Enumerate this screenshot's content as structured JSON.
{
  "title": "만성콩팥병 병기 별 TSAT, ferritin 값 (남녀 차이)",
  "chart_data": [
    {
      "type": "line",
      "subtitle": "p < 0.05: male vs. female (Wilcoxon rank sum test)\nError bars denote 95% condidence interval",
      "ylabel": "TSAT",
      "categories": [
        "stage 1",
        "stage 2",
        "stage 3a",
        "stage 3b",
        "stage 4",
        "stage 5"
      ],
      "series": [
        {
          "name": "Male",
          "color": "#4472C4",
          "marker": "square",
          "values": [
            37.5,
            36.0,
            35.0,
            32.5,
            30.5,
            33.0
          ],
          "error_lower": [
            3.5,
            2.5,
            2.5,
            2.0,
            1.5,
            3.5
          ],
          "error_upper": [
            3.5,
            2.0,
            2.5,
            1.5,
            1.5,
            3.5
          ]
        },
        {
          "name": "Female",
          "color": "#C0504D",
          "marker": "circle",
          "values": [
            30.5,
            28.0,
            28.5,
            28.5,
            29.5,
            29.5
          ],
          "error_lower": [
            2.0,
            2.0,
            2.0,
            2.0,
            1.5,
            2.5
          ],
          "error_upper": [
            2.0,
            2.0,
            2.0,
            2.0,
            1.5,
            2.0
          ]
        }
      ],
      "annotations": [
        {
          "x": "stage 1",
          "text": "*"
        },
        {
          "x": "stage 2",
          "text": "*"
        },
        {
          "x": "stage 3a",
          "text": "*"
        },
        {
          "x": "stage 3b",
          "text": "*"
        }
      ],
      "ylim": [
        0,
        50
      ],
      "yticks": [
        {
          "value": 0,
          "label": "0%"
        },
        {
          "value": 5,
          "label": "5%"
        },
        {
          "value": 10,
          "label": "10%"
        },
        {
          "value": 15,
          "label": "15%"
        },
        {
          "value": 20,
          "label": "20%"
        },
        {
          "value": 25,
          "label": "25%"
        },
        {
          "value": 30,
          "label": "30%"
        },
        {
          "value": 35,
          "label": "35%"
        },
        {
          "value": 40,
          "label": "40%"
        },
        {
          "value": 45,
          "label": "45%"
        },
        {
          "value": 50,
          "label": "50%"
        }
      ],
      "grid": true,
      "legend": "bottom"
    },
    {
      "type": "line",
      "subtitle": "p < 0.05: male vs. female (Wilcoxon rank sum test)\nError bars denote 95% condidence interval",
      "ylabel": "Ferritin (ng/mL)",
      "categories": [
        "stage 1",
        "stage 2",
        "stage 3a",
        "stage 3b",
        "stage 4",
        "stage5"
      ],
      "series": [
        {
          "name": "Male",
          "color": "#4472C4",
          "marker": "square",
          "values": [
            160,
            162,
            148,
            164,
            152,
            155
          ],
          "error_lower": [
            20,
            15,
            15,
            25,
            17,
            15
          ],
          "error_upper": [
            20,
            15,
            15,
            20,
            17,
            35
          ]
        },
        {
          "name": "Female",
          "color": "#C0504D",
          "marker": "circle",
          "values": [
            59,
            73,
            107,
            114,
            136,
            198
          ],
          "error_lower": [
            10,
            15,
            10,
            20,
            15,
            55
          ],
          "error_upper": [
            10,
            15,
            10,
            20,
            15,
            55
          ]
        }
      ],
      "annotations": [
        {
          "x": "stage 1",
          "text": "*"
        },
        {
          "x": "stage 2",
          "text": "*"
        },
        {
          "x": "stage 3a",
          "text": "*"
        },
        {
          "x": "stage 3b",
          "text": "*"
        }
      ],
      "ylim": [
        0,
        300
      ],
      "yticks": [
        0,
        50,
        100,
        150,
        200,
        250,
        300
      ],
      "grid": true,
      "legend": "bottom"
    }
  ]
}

◆ ◆ ◆ ◆ ◆

Exercise brief —
Reproduce the full set of records precisely.

Written reply —
Enumerate this screenshot's content as structured JSON.
{
  "title": "만성콩팥병 병기 별 TSAT, ferritin 값 (남녀 차이)",
  "chart_data": [
    {
      "type": "line",
      "subtitle": "p < 0.05: male vs. female (Wilcoxon rank sum test)\nError bars denote 95% condidence interval",
      "ylabel": "TSAT",
      "categories": [
        "stage 1",
        "stage 2",
        "stage 3a",
        "stage 3b",
        "stage 4",
        "stage 5"
      ],
      "series": [
        {
          "name": "Male",
          "color": "#4472C4",
          "marker": "square",
          "values": [
            37.5,
            36.0,
            35.0,
            32.5,
            30.5,
            33.0
          ],
          "error_lower": [
            3.5,
            2.5,
            2.5,
            2.0,
            1.5,
            3.5
          ],
          "error_upper": [
            3.5,
            2.0,
            2.5,
            1.5,
            1.5,
            3.5
          ]
        },
        {
          "name": "Female",
          "color": "#C0504D",
          "marker": "circle",
          "values": [
            30.5,
            28.0,
            28.5,
            28.5,
            29.5,
            29.5
          ],
          "error_lower": [
            2.0,
            2.0,
            2.0,
            2.0,
            1.5,
            2.5
          ],
          "error_upper": [
            2.0,
            2.0,
            2.0,
            2.0,
            1.5,
            2.0
          ]
        }
      ],
      "annotations": [
        {
          "x": "stage 1",
          "text": "*"
        },
        {
          "x": "stage 2",
          "text": "*"
        },
        {
          "x": "stage 3a",
          "text": "*"
        },
        {
          "x": "stage 3b",
          "text": "*"
        }
      ],
      "ylim": [
        0,
        50
      ],
      "yticks": [
        {
          "value": 0,
          "label": "0%"
        },
        {
          "value": 5,
          "label": "5%"
        },
        {
          "value": 10,
          "label": "10%"
        },
        {
          "value": 15,
          "label": "15%"
        },
        {
          "value": 20,
          "label": "20%"
        },
        {
          "value": 25,
          "label": "25%"
        },
        {
          "value": 30,
          "label": "30%"
        },
        {
          "value": 35,
          "label": "35%"
        },
        {
          "value": 40,
          "label": "40%"
        },
        {
          "value": 45,
          "label": "45%"
        },
        {
          "value": 50,
          "label": "50%"
        }
      ],
      "grid": true,
      "legend": "bottom"
    },
    {
      "type": "line",
      "subtitle": "p < 0.05: male vs. female (Wilcoxon rank sum test)\nError bars denote 95% condidence interval",
      "ylabel": "Ferritin (ng/mL)",
      "categories": [
        "stage 1",
        "stage 2",
        "stage 3a",
        "stage 3b",
        "stage 4",
        "stage5"
      ],
      "series": [
        {
          "name": "Male",
          "color": "#4472C4",
          "marker": "square",
          "values": [
            160,
            162,
            148,
            164,
            152,
            155
          ],
          "error_lower": [
            20,
            15,
            15,
            25,
            17,
            15
          ],
          "error_upper": [
            20,
            15,
            15,
            20,
            17,
            35
          ]
        },
        {
          "name": "Female",
          "color": "#C0504D",
          "marker": "circle",
          "values": [
            59,
            73,
            107,
            114,
            136,
            198
          ],
          "error_lower": [
            10,
            15,
            10,
            20,
            15,
            55
          ],
          "error_upper": [
            10,
            15,
            10,
            20,
            15,
            55
          ]
        }
      ],
      "annotations": [
        {
          "x": "stage 1",
          "text": "*"
        },
        {
          "x": "stage 2",
          "text": "*"
        },
        {
          "x": "stage 3a",
          "text": "*"
        },
        {
          "x": "stage 3b",
          "text": "*"
        }
      ],
      "ylim": [
        0,
        300
      ],
      "yticks": [
        0,
        50,
        100,
        150,
        200,
        250,
        300
      ],
      "grid": true,
      "legend": "bottom"
    }
  ]
}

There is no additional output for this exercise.